- [TO DO]: Copy every line in which the string "that" occurs.

- [INPUT DATA]:
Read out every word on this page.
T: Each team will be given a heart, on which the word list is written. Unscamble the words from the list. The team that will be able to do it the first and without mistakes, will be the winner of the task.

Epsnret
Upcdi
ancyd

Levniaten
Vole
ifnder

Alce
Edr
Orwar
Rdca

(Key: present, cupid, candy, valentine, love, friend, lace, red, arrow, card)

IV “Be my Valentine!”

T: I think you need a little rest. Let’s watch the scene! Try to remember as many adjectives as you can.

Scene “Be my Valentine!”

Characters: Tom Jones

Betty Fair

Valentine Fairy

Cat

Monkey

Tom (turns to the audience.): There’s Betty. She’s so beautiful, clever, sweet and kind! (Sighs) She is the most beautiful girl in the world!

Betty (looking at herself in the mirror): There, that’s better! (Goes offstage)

- [CORRECT OUTPUT]:
T: Each team will be given a heart, on which the word list is written. Unscamble the words from the list. The team that will be able to do it the first and without mistakes, will be the winner of the task.
Betty (looking at herself in the mirror): There, that’s better! (Goes offstage)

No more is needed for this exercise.